Problem to work on
Omit any picture, and return the remaining data exactly as written.

[Records from a data source]
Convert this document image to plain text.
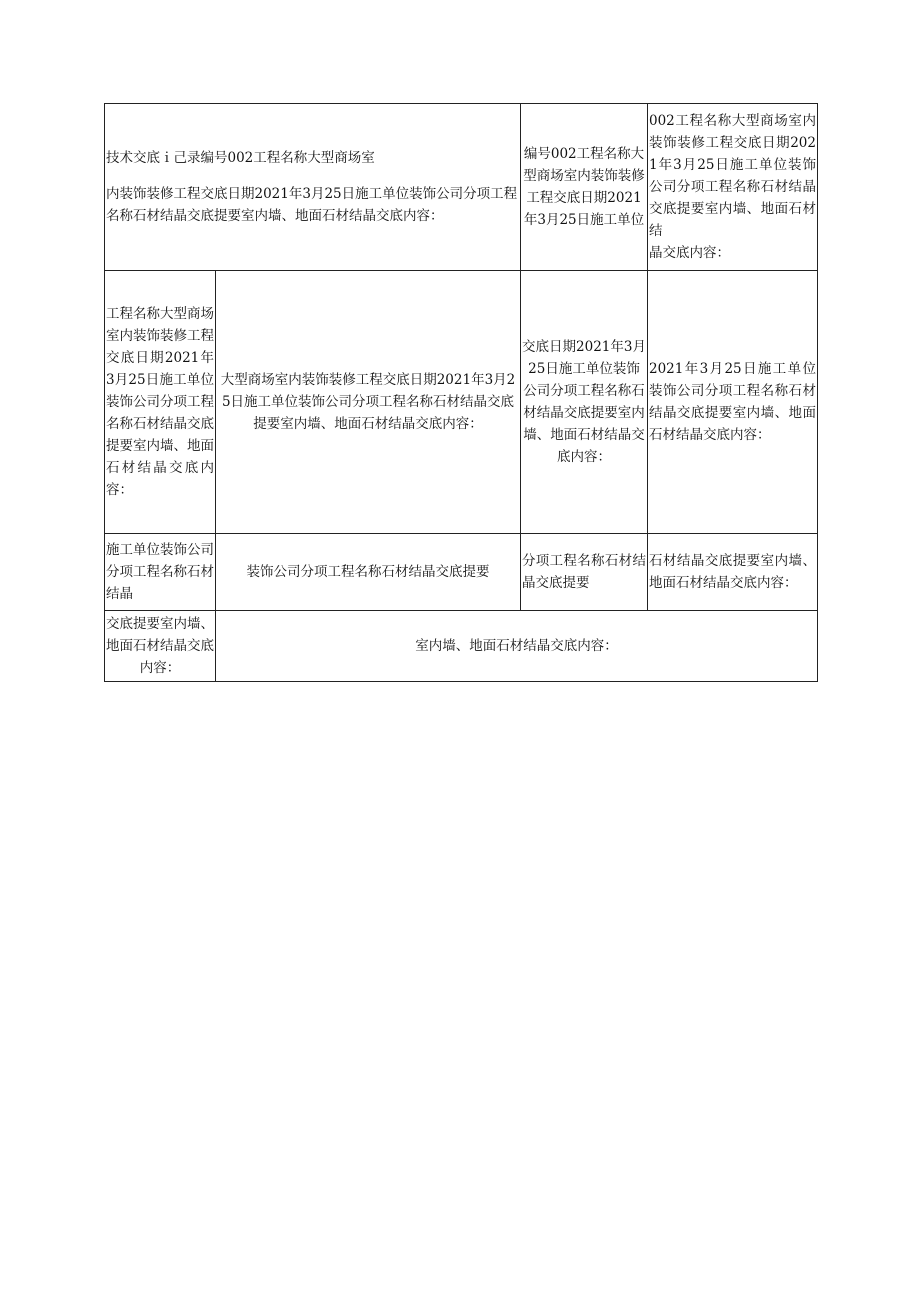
技术交底ｉ己录编号002工程名称大型商场室
内装饰装修工程交底日期2021年3月25日施工单位装饰公司分项工程名称石材结晶交底提要室内墙、地面石材结晶交底内容：		编号002工程名称大型商场室内装饰装修工程交底日期2021年3月25日施工单位	002工程名称大型商场室内装饰装修工程交底日期2021年3月25日施工单位装饰公司分项工程名称石材结晶交底提要室内墙、地面石材结
晶交底内容：

工程名称大型商场室内装饰装修工程交底日期2021年3月25日施工单位装饰公司分项工程名称石材结晶交底提要室内墙、地面石材结晶交底内容：	大型商场室内装饰装修工程交底日期2021年3月25日施工单位装饰公司分项工程名称石材结晶交底提要室内墙、地面石材结晶交底内容：	交底日期2021年3月25日施工单位装饰公司分项工程名称石材结晶交底提要室内墙、地面石材结晶交底内容：	2021年3月25日施工单位装饰公司分项工程名称石材结晶交底提要室内墙、地面石材结晶交底内容：
施工单位装饰公司分项工程名称石材结晶	装饰公司分项工程名称石材结晶交底提要	分项工程名称石材结晶交底提要	石材结晶交底提要室内墙、地面石材结晶交底内容：
交底提要室内墙、地面石材结晶交底内容：	室内墙、地面石材结晶交底内容：		
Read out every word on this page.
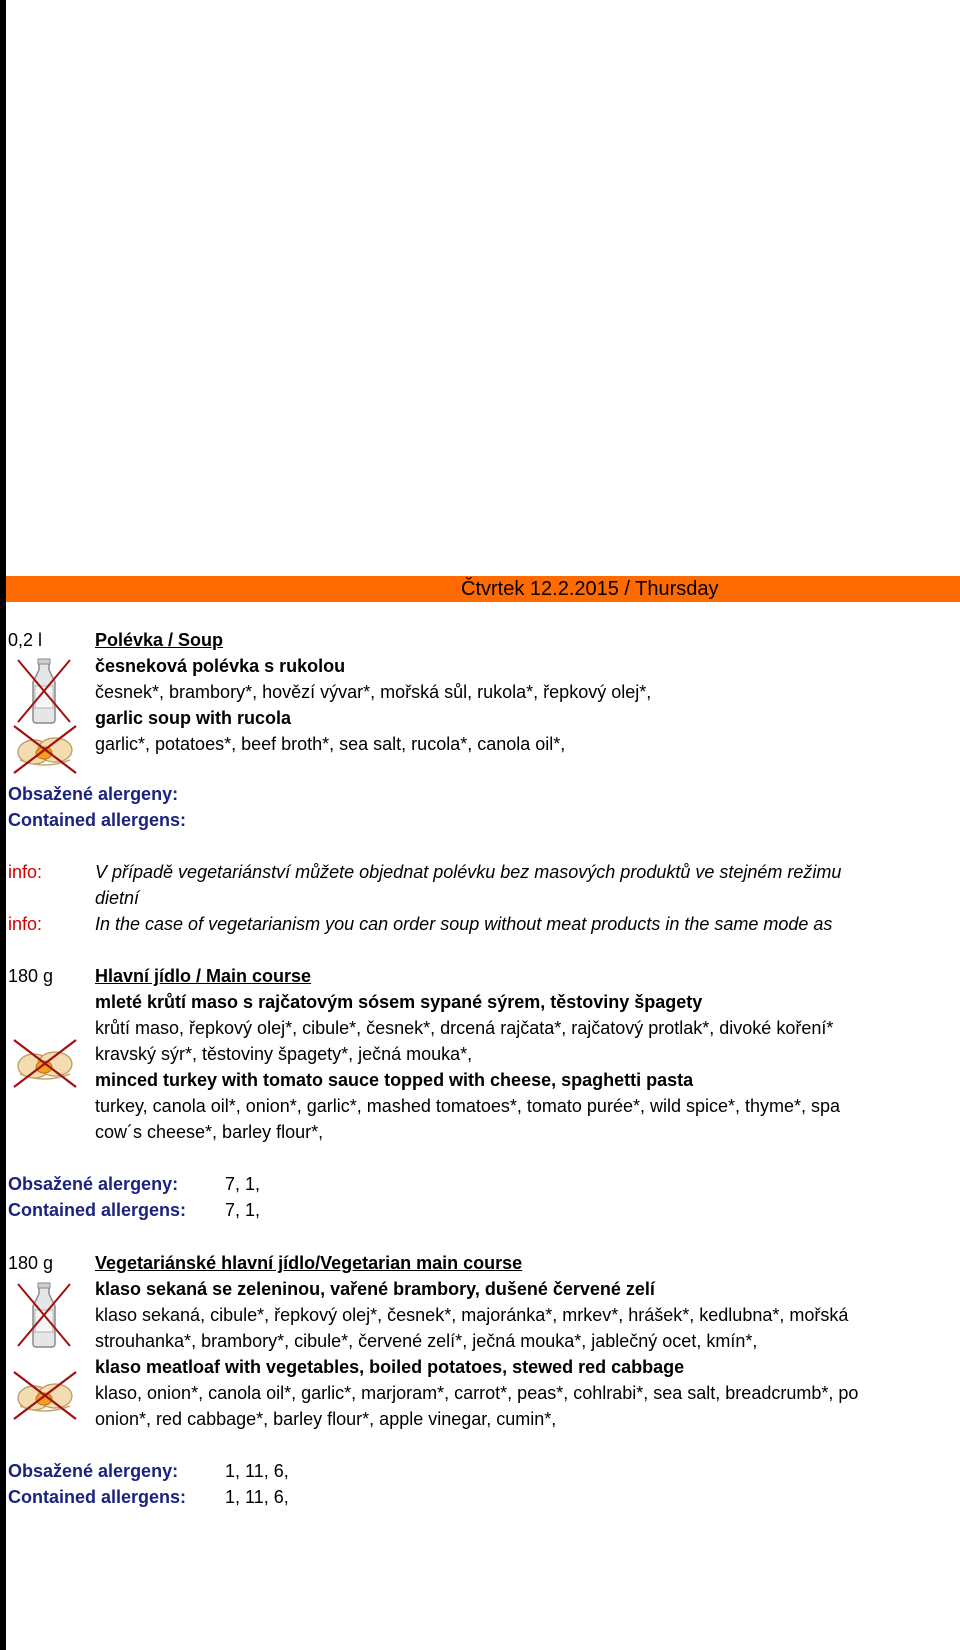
Čtvrtek 12.2.2015 / Thursday
0,2 l	Polévka / Soup
česneková polévka s rukolou
česnek*, brambory*, hovězí vývar*, mořská sůl, rukola*, řepkový olej*,
garlic soup with rucola
garlic*, potatoes*, beef broth*, sea salt, rucola*, canola oil*,
Obsažené alergeny:
Contained allergens:
info:	V případě vegetariánství můžete objednat polévku bez masových produktů ve stejném režimu
dietní
info:	In the case of vegetarianism you can order soup without meat products in the same mode as
180 g Hlavní jídlo / Main course
mleté krůtí maso s rajčatovým sósem sypané sýrem, těstoviny špagety
krůtí maso, řepkový olej*, cibule*, česnek*, drcená rajčata*, rajčatový protlak*, divoké koření*
kravský sýr*, těstoviny špagety*, ječná mouka*,
minced turkey with tomato sauce topped with cheese, spaghetti pasta
turkey, canola oil*, onion*, garlic*, mashed tomatoes*, tomato purée*, wild spice*, thyme*, spa
cow´s cheese*, barley flour*,
Obsažené alergeny:	7, 1,
Contained allergens: 7, 1,
180 g Vegetariánské hlavní jídlo/Vegetarian main course
klaso sekaná se zeleninou, vařené brambory, dušené červené zelí
klaso sekaná, cibule*, řepkový olej*, česnek*, majoránka*, mrkev*, hrášek*, kedlubna*, mořská
strouhanka*, brambory*, cibule*, červené zelí*, ječná mouka*, jablečný ocet, kmín*,
klaso meatloaf with vegetables, boiled potatoes, stewed red cabbage
klaso, onion*, canola oil*, garlic*, marjoram*, carrot*, peas*, cohlrabi*, sea salt, breadcrumb*, po
onion*, red cabbage*, barley flour*, apple vinegar, cumin*,
Obsažené alergeny:	1, 11, 6,
Contained allergens: 1, 11, 6,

Answer in full
Convert this document image to plain text.
技术交底ｉ己录编号002工程名称大型商场室
内装饰装修工程交底日期2021年3月25日施工单位装饰公司分项工程名称石材结晶交底提要室内墙、地面石材结晶交底内容：		编号002工程名称大型商场室内装饰装修工程交底日期2021年3月25日施工单位	002工程名称大型商场室内装饰装修工程交底日期2021年3月25日施工单位装饰公司分项工程名称石材结晶交底提要室内墙、地面石材结
晶交底内容：

工程名称大型商场室内装饰装修工程交底日期2021年3月25日施工单位装饰公司分项工程名称石材结晶交底提要室内墙、地面石材结晶交底内容：	大型商场室内装饰装修工程交底日期2021年3月25日施工单位装饰公司分项工程名称石材结晶交底提要室内墙、地面石材结晶交底内容：	交底日期2021年3月25日施工单位装饰公司分项工程名称石材结晶交底提要室内墙、地面石材结晶交底内容：	2021年3月25日施工单位装饰公司分项工程名称石材结晶交底提要室内墙、地面石材结晶交底内容：
施工单位装饰公司分项工程名称石材结晶	装饰公司分项工程名称石材结晶交底提要	分项工程名称石材结晶交底提要	石材结晶交底提要室内墙、地面石材结晶交底内容：
交底提要室内墙、地面石材结晶交底内容：	室内墙、地面石材结晶交底内容：		
Read out every word on this page.
Čtvrtek 12.2.2015 / Thursday
0,2 l	Polévka / Soup
česneková polévka s rukolou
česnek*, brambory*, hovězí vývar*, mořská sůl, rukola*, řepkový olej*,
garlic soup with rucola
garlic*, potatoes*, beef broth*, sea salt, rucola*, canola oil*,
Obsažené alergeny:
Contained allergens:
info:	V případě vegetariánství můžete objednat polévku bez masových produktů ve stejném režimu
dietní
info:	In the case of vegetarianism you can order soup without meat products in the same mode as
180 g Hlavní jídlo / Main course
mleté krůtí maso s rajčatovým sósem sypané sýrem, těstoviny špagety
krůtí maso, řepkový olej*, cibule*, česnek*, drcená rajčata*, rajčatový protlak*, divoké koření*
kravský sýr*, těstoviny špagety*, ječná mouka*,
minced turkey with tomato sauce topped with cheese, spaghetti pasta
turkey, canola oil*, onion*, garlic*, mashed tomatoes*, tomato purée*, wild spice*, thyme*, spa
cow´s cheese*, barley flour*,
Obsažené alergeny:	7, 1,
Contained allergens: 7, 1,
180 g Vegetariánské hlavní jídlo/Vegetarian main course
klaso sekaná se zeleninou, vařené brambory, dušené červené zelí
klaso sekaná, cibule*, řepkový olej*, česnek*, majoránka*, mrkev*, hrášek*, kedlubna*, mořská
strouhanka*, brambory*, cibule*, červené zelí*, ječná mouka*, jablečný ocet, kmín*,
klaso meatloaf with vegetables, boiled potatoes, stewed red cabbage
klaso, onion*, canola oil*, garlic*, marjoram*, carrot*, peas*, cohlrabi*, sea salt, breadcrumb*, po
onion*, red cabbage*, barley flour*, apple vinegar, cumin*,
Obsažené alergeny:	1, 11, 6,
Contained allergens: 1, 11, 6,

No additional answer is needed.